(GIVEN INSTRUCTION) Leave out the pictures and copy everything else below exactly.

(GIVEN ENTRIES)

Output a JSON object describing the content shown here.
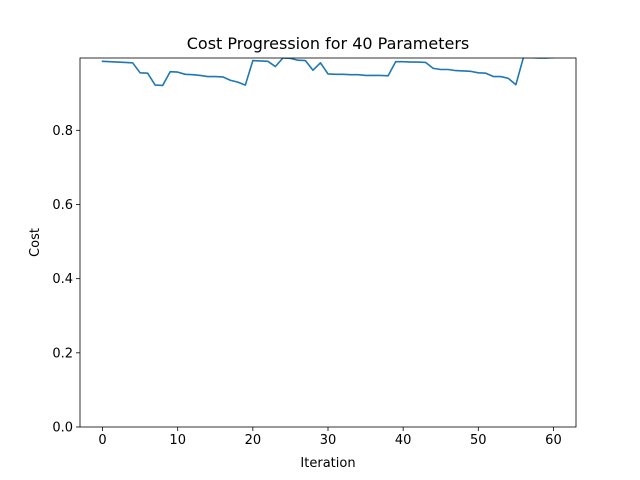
{
  "chart_data": {
    "type": "line",
    "title": "Cost Progression for 40 Parameters",
    "xlabel": "Iteration",
    "ylabel": "Cost",
    "xlim": [
      -3,
      63
    ],
    "ylim": [
      0,
      0.995
    ],
    "xticks": [
      0,
      10,
      20,
      30,
      40,
      50,
      60
    ],
    "yticks": [
      0.0,
      0.2,
      0.4,
      0.6,
      0.8
    ],
    "ytick_labels": [
      "0.0",
      "0.2",
      "0.4",
      "0.6",
      "0.8"
    ],
    "grid": false,
    "legend": "none",
    "series": [
      {
        "name": "cost",
        "color": "#1f77b4",
        "x": [
          0,
          1,
          2,
          3,
          4,
          5,
          6,
          7,
          8,
          9,
          10,
          11,
          12,
          13,
          14,
          15,
          16,
          17,
          18,
          19,
          20,
          21,
          22,
          23,
          24,
          25,
          26,
          27,
          28,
          29,
          30,
          31,
          32,
          33,
          34,
          35,
          36,
          37,
          38,
          39,
          40,
          41,
          42,
          43,
          44,
          45,
          46,
          47,
          48,
          49,
          50,
          51,
          52,
          53,
          54,
          55,
          56,
          57,
          58,
          59,
          60
        ],
        "y": [
          0.986,
          0.985,
          0.984,
          0.983,
          0.982,
          0.955,
          0.954,
          0.922,
          0.921,
          0.958,
          0.957,
          0.951,
          0.95,
          0.948,
          0.945,
          0.945,
          0.944,
          0.935,
          0.93,
          0.922,
          0.988,
          0.987,
          0.986,
          0.972,
          0.995,
          0.994,
          0.989,
          0.988,
          0.962,
          0.982,
          0.952,
          0.951,
          0.951,
          0.95,
          0.95,
          0.948,
          0.948,
          0.948,
          0.947,
          0.985,
          0.985,
          0.984,
          0.984,
          0.983,
          0.967,
          0.964,
          0.964,
          0.961,
          0.96,
          0.959,
          0.955,
          0.954,
          0.945,
          0.945,
          0.94,
          0.923,
          0.996,
          0.996,
          0.995,
          0.995,
          0.996
        ]
      }
    ]
  }
}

(FINAL RESULT)
Output a JSON object describing the content shown here.
{
  "chart_data": {
    "type": "line",
    "title": "Cost Progression for 40 Parameters",
    "xlabel": "Iteration",
    "ylabel": "Cost",
    "xlim": [
      -3,
      63
    ],
    "ylim": [
      0,
      0.995
    ],
    "xticks": [
      0,
      10,
      20,
      30,
      40,
      50,
      60
    ],
    "yticks": [
      0.0,
      0.2,
      0.4,
      0.6,
      0.8
    ],
    "ytick_labels": [
      "0.0",
      "0.2",
      "0.4",
      "0.6",
      "0.8"
    ],
    "grid": false,
    "legend": "none",
    "series": [
      {
        "name": "cost",
        "color": "#1f77b4",
        "x": [
          0,
          1,
          2,
          3,
          4,
          5,
          6,
          7,
          8,
          9,
          10,
          11,
          12,
          13,
          14,
          15,
          16,
          17,
          18,
          19,
          20,
          21,
          22,
          23,
          24,
          25,
          26,
          27,
          28,
          29,
          30,
          31,
          32,
          33,
          34,
          35,
          36,
          37,
          38,
          39,
          40,
          41,
          42,
          43,
          44,
          45,
          46,
          47,
          48,
          49,
          50,
          51,
          52,
          53,
          54,
          55,
          56,
          57,
          58,
          59,
          60
        ],
        "y": [
          0.986,
          0.985,
          0.984,
          0.983,
          0.982,
          0.955,
          0.954,
          0.922,
          0.921,
          0.958,
          0.957,
          0.951,
          0.95,
          0.948,
          0.945,
          0.945,
          0.944,
          0.935,
          0.93,
          0.922,
          0.988,
          0.987,
          0.986,
          0.972,
          0.995,
          0.994,
          0.989,
          0.988,
          0.962,
          0.982,
          0.952,
          0.951,
          0.951,
          0.95,
          0.95,
          0.948,
          0.948,
          0.948,
          0.947,
          0.985,
          0.985,
          0.984,
          0.984,
          0.983,
          0.967,
          0.964,
          0.964,
          0.961,
          0.96,
          0.959,
          0.955,
          0.954,
          0.945,
          0.945,
          0.94,
          0.923,
          0.996,
          0.996,
          0.995,
          0.995,
          0.996
        ]
      }
    ]
  }
}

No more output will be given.